# [GIVEN TASK]
Each entry below should be written out exactly as it is, with no pictures.

# [RECORDS FOR THE TASK]
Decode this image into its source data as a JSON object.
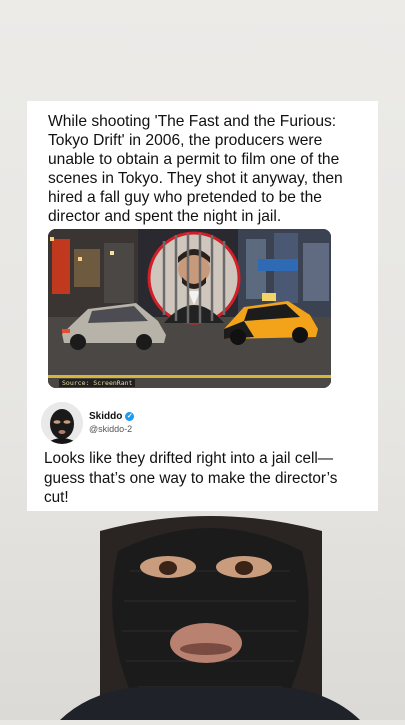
{
  "post": {
    "caption": "While shooting 'The Fast and the Furious: Tokyo Drift' in 2006, the producers were unable to obtain a permit to film one of the scenes in Tokyo. They shot it anyway, then hired a fall guy who pretended to be the director and spent the night in jail.",
    "image_source": "Source: ScreenRant"
  },
  "author": {
    "name": "Skiddo",
    "handle": "@skiddo-2",
    "verified_icon": "verified-badge-icon"
  },
  "comment": {
    "text": "Looks like they drifted right into a jail cell—guess that’s one way to make the director’s cut!"
  },
  "colors": {
    "card_background": "#ffffff",
    "page_background": "#e9e8e5",
    "verified_badge": "#1d9bf0",
    "jail_circle_border": "#d21f27"
  }
}
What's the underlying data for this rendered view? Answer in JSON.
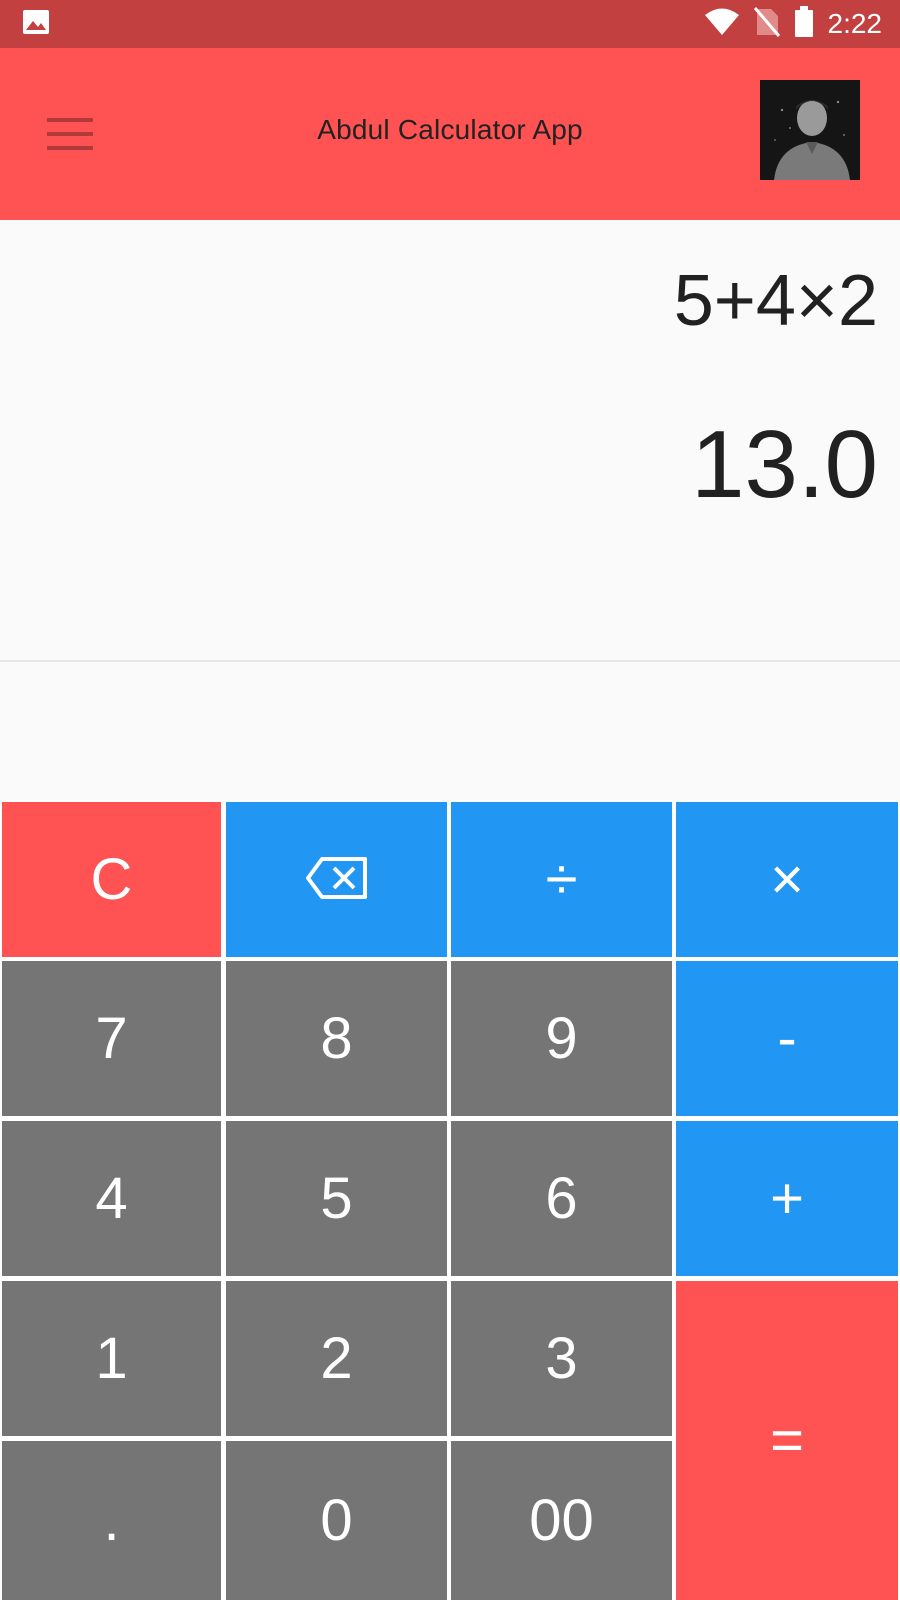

# [EXERCISE RESPONSE]
Decode this image into its source data as a JSON object.
{
  "post": {
    "caption": "While shooting 'The Fast and the Furious: Tokyo Drift' in 2006, the producers were unable to obtain a permit to film one of the scenes in Tokyo. They shot it anyway, then hired a fall guy who pretended to be the director and spent the night in jail.",
    "image_source": "Source: ScreenRant"
  },
  "author": {
    "name": "Skiddo",
    "handle": "@skiddo-2",
    "verified_icon": "verified-badge-icon"
  },
  "comment": {
    "text": "Looks like they drifted right into a jail cell—guess that’s one way to make the director’s cut!"
  },
  "colors": {
    "card_background": "#ffffff",
    "page_background": "#e9e8e5",
    "verified_badge": "#1d9bf0",
    "jail_circle_border": "#d21f27"
  }
}
What's the underlying data for this rendered view? Answer in JSON.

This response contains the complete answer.